Aim = Return each entry exactly, with none missing.

Some records
-- START --

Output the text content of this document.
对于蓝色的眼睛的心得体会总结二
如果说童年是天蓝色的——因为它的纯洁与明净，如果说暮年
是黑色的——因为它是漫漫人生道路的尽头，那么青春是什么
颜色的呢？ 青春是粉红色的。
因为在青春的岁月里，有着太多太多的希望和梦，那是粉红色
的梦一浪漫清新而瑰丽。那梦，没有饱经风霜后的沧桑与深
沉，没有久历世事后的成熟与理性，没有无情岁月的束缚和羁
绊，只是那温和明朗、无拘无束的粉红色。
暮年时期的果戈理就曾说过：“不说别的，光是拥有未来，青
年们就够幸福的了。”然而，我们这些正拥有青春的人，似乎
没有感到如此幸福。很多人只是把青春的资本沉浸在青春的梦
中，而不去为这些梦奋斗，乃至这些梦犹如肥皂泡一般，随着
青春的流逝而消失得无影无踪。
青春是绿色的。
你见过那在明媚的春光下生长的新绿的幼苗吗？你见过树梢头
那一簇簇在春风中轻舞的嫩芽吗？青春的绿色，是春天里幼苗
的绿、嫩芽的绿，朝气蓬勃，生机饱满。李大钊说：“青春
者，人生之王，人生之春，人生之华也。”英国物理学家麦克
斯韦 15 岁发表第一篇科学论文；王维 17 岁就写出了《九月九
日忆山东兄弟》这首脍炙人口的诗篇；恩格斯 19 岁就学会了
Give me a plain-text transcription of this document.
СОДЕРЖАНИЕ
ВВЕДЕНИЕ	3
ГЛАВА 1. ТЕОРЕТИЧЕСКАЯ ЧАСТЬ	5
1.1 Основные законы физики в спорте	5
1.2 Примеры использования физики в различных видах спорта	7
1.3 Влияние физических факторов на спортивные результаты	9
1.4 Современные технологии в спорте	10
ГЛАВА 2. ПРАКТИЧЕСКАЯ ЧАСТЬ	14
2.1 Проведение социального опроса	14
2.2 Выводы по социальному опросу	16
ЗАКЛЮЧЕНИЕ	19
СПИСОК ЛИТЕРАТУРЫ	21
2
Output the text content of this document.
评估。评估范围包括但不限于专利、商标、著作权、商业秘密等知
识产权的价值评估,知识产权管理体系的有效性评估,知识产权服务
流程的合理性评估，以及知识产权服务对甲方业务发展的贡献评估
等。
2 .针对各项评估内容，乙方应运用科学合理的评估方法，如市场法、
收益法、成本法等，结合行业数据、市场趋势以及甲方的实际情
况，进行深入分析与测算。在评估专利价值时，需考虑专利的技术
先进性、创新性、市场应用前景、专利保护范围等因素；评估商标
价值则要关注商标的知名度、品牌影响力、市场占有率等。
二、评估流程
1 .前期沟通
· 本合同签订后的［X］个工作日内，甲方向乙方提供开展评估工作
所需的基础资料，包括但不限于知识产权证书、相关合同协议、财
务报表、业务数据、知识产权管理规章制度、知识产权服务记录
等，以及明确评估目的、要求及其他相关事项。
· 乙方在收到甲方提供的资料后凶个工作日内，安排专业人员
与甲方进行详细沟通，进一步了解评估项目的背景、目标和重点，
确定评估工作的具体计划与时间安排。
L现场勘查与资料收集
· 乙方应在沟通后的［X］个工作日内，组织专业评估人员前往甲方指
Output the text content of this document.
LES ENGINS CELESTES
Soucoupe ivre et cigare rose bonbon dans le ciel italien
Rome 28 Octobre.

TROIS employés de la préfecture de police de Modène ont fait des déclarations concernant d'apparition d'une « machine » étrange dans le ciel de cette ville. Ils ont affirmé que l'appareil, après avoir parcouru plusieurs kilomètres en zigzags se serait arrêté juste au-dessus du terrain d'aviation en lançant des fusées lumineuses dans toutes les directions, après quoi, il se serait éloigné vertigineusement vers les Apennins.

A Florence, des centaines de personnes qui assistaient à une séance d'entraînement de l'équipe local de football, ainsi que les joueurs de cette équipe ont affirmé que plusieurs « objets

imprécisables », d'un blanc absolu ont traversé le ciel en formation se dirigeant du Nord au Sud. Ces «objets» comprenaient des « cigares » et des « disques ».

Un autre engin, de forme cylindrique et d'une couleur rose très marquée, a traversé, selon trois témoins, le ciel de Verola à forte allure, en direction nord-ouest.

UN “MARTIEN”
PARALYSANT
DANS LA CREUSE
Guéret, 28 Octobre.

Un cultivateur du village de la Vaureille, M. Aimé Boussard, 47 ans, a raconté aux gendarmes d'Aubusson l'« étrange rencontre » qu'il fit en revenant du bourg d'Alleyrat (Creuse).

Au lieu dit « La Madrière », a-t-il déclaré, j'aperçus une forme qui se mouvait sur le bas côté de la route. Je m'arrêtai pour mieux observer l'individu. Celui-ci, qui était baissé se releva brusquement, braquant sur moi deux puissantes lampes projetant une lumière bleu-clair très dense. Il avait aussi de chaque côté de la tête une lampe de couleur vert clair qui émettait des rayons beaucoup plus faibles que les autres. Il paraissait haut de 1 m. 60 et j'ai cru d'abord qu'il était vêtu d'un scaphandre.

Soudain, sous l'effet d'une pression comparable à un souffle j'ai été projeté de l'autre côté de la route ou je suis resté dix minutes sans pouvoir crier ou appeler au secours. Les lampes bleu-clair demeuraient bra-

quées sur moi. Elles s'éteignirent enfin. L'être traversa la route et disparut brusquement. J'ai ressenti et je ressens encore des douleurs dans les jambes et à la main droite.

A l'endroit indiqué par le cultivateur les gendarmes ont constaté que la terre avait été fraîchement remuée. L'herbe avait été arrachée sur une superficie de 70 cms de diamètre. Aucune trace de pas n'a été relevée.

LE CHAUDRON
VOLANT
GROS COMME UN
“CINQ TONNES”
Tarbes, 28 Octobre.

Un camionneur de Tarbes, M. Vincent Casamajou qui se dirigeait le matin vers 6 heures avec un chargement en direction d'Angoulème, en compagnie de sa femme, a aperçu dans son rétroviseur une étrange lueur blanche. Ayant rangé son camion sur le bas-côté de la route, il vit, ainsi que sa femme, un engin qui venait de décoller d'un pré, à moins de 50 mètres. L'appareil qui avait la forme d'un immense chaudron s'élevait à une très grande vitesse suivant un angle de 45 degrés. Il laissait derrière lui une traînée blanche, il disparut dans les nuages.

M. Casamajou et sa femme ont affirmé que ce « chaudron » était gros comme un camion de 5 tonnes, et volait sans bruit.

-- END --

Solution to this task =
Output the text content of this document.
对于蓝色的眼睛的心得体会总结二
如果说童年是天蓝色的——因为它的纯洁与明净，如果说暮年
是黑色的——因为它是漫漫人生道路的尽头，那么青春是什么
颜色的呢？ 青春是粉红色的。
因为在青春的岁月里，有着太多太多的希望和梦，那是粉红色
的梦一浪漫清新而瑰丽。那梦，没有饱经风霜后的沧桑与深
沉，没有久历世事后的成熟与理性，没有无情岁月的束缚和羁
绊，只是那温和明朗、无拘无束的粉红色。
暮年时期的果戈理就曾说过：“不说别的，光是拥有未来，青
年们就够幸福的了。”然而，我们这些正拥有青春的人，似乎
没有感到如此幸福。很多人只是把青春的资本沉浸在青春的梦
中，而不去为这些梦奋斗，乃至这些梦犹如肥皂泡一般，随着
青春的流逝而消失得无影无踪。
青春是绿色的。
你见过那在明媚的春光下生长的新绿的幼苗吗？你见过树梢头
那一簇簇在春风中轻舞的嫩芽吗？青春的绿色，是春天里幼苗
的绿、嫩芽的绿，朝气蓬勃，生机饱满。李大钊说：“青春
者，人生之王，人生之春，人生之华也。”英国物理学家麦克
斯韦 15 岁发表第一篇科学论文；王维 17 岁就写出了《九月九
日忆山东兄弟》这首脍炙人口的诗篇；恩格斯 19 岁就学会了
Give me a plain-text transcription of this document.
СОДЕРЖАНИЕ
ВВЕДЕНИЕ	3
ГЛАВА 1. ТЕОРЕТИЧЕСКАЯ ЧАСТЬ	5
1.1 Основные законы физики в спорте	5
1.2 Примеры использования физики в различных видах спорта	7
1.3 Влияние физических факторов на спортивные результаты	9
1.4 Современные технологии в спорте	10
ГЛАВА 2. ПРАКТИЧЕСКАЯ ЧАСТЬ	14
2.1 Проведение социального опроса	14
2.2 Выводы по социальному опросу	16
ЗАКЛЮЧЕНИЕ	19
СПИСОК ЛИТЕРАТУРЫ	21
2
Output the text content of this document.
评估。评估范围包括但不限于专利、商标、著作权、商业秘密等知
识产权的价值评估,知识产权管理体系的有效性评估,知识产权服务
流程的合理性评估，以及知识产权服务对甲方业务发展的贡献评估
等。
2 .针对各项评估内容，乙方应运用科学合理的评估方法，如市场法、
收益法、成本法等，结合行业数据、市场趋势以及甲方的实际情
况，进行深入分析与测算。在评估专利价值时，需考虑专利的技术
先进性、创新性、市场应用前景、专利保护范围等因素；评估商标
价值则要关注商标的知名度、品牌影响力、市场占有率等。
二、评估流程
1 .前期沟通
· 本合同签订后的［X］个工作日内，甲方向乙方提供开展评估工作
所需的基础资料，包括但不限于知识产权证书、相关合同协议、财
务报表、业务数据、知识产权管理规章制度、知识产权服务记录
等，以及明确评估目的、要求及其他相关事项。
· 乙方在收到甲方提供的资料后凶个工作日内，安排专业人员
与甲方进行详细沟通，进一步了解评估项目的背景、目标和重点，
确定评估工作的具体计划与时间安排。
L现场勘查与资料收集
· 乙方应在沟通后的［X］个工作日内，组织专业评估人员前往甲方指
Output the text content of this document.
LES ENGINS CELESTES
Soucoupe ivre et cigare rose bonbon dans le ciel italien
Rome 28 Octobre.

TROIS employés de la préfecture de police de Modène ont fait des déclarations concernant d'apparition d'une « machine » étrange dans le ciel de cette ville. Ils ont affirmé que l'appareil, après avoir parcouru plusieurs kilomètres en zigzags se serait arrêté juste au-dessus du terrain d'aviation en lançant des fusées lumineuses dans toutes les directions, après quoi, il se serait éloigné vertigineusement vers les Apennins.

A Florence, des centaines de personnes qui assistaient à une séance d'entraînement de l'équipe local de football, ainsi que les joueurs de cette équipe ont affirmé que plusieurs « objets

imprécisables », d'un blanc absolu ont traversé le ciel en formation se dirigeant du Nord au Sud. Ces «objets» comprenaient des « cigares » et des « disques ».

Un autre engin, de forme cylindrique et d'une couleur rose très marquée, a traversé, selon trois témoins, le ciel de Verola à forte allure, en direction nord-ouest.

UN “MARTIEN”
PARALYSANT
DANS LA CREUSE
Guéret, 28 Octobre.

Un cultivateur du village de la Vaureille, M. Aimé Boussard, 47 ans, a raconté aux gendarmes d'Aubusson l'« étrange rencontre » qu'il fit en revenant du bourg d'Alleyrat (Creuse).

Au lieu dit « La Madrière », a-t-il déclaré, j'aperçus une forme qui se mouvait sur le bas côté de la route. Je m'arrêtai pour mieux observer l'individu. Celui-ci, qui était baissé se releva brusquement, braquant sur moi deux puissantes lampes projetant une lumière bleu-clair très dense. Il avait aussi de chaque côté de la tête une lampe de couleur vert clair qui émettait des rayons beaucoup plus faibles que les autres. Il paraissait haut de 1 m. 60 et j'ai cru d'abord qu'il était vêtu d'un scaphandre.

Soudain, sous l'effet d'une pression comparable à un souffle j'ai été projeté de l'autre côté de la route ou je suis resté dix minutes sans pouvoir crier ou appeler au secours. Les lampes bleu-clair demeuraient bra-

quées sur moi. Elles s'éteignirent enfin. L'être traversa la route et disparut brusquement. J'ai ressenti et je ressens encore des douleurs dans les jambes et à la main droite.

A l'endroit indiqué par le cultivateur les gendarmes ont constaté que la terre avait été fraîchement remuée. L'herbe avait été arrachée sur une superficie de 70 cms de diamètre. Aucune trace de pas n'a été relevée.

LE CHAUDRON
VOLANT
GROS COMME UN
“CINQ TONNES”
Tarbes, 28 Octobre.

Un camionneur de Tarbes, M. Vincent Casamajou qui se dirigeait le matin vers 6 heures avec un chargement en direction d'Angoulème, en compagnie de sa femme, a aperçu dans son rétroviseur une étrange lueur blanche. Ayant rangé son camion sur le bas-côté de la route, il vit, ainsi que sa femme, un engin qui venait de décoller d'un pré, à moins de 50 mètres. L'appareil qui avait la forme d'un immense chaudron s'élevait à une très grande vitesse suivant un angle de 45 degrés. Il laissait derrière lui une traînée blanche, il disparut dans les nuages.

M. Casamajou et sa femme ont affirmé que ce « chaudron » était gros comme un camion de 5 tonnes, et volait sans bruit.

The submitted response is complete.